• EXERCISE TASK
Reply with nothing except the number of lines that contain the word "JSON".

• DATA FOR PROCESSING
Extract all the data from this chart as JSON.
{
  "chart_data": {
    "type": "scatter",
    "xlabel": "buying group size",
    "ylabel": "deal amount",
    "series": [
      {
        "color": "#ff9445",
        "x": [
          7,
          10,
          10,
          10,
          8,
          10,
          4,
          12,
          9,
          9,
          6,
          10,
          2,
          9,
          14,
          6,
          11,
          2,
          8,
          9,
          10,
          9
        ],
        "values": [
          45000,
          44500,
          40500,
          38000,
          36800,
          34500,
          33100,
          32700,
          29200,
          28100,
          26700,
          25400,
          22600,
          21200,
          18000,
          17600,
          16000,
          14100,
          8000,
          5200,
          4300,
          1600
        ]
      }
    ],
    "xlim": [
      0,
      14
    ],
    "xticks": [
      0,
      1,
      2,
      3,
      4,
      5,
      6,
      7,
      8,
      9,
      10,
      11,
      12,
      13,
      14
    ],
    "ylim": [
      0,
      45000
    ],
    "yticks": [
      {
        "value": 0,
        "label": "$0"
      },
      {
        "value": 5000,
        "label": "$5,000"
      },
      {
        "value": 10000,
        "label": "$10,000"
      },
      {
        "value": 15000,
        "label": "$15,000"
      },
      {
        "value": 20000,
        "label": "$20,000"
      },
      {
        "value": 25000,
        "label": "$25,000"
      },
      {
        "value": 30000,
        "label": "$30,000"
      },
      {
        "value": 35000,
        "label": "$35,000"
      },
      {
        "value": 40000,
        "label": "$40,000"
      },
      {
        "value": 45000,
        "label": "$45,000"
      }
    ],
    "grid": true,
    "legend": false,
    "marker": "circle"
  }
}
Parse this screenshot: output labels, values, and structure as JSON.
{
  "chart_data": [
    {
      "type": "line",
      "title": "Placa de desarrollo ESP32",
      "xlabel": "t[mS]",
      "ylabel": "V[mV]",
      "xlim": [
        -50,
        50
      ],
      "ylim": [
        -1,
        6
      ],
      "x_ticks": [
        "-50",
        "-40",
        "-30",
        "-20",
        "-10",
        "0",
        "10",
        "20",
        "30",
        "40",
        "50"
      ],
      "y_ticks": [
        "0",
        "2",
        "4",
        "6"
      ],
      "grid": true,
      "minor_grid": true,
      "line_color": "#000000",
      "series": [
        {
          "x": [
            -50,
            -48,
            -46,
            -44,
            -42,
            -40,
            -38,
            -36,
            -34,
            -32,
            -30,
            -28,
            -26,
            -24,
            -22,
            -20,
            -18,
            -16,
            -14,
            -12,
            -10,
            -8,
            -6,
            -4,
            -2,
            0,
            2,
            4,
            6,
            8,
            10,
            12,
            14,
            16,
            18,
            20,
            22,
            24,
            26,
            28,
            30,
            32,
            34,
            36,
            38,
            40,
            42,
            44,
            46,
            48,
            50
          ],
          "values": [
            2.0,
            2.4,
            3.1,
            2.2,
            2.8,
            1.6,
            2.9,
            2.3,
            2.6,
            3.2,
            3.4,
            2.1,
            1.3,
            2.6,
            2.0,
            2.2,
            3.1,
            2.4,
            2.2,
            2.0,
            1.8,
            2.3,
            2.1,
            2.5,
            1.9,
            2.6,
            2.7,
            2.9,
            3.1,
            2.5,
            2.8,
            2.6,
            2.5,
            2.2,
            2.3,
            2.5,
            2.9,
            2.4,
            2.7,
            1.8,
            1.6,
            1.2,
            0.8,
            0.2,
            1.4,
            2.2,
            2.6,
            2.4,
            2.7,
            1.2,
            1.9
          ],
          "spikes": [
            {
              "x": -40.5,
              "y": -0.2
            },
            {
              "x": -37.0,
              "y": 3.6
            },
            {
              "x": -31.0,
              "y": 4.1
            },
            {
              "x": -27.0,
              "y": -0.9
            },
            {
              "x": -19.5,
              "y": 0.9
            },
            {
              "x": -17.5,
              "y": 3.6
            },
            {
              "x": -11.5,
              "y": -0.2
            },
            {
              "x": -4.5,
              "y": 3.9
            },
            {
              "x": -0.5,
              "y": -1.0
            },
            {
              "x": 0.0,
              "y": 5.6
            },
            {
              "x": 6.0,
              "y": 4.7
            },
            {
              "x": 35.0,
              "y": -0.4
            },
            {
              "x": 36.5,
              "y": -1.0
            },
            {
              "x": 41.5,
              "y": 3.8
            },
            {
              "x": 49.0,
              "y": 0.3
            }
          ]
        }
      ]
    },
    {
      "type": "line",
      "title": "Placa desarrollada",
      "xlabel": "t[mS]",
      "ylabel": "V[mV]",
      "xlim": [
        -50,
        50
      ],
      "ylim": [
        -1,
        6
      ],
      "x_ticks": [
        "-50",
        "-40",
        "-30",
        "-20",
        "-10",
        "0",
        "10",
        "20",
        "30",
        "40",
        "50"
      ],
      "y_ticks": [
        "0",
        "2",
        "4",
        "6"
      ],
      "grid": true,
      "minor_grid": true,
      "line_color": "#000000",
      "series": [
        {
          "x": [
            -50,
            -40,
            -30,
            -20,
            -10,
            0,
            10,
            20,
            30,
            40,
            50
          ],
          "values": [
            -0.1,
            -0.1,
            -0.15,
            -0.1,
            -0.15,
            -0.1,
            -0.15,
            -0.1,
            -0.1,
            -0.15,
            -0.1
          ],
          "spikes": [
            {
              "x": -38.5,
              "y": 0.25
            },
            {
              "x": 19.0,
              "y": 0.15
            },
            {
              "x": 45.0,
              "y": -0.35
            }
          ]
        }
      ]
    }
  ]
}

• TASK RESULT
2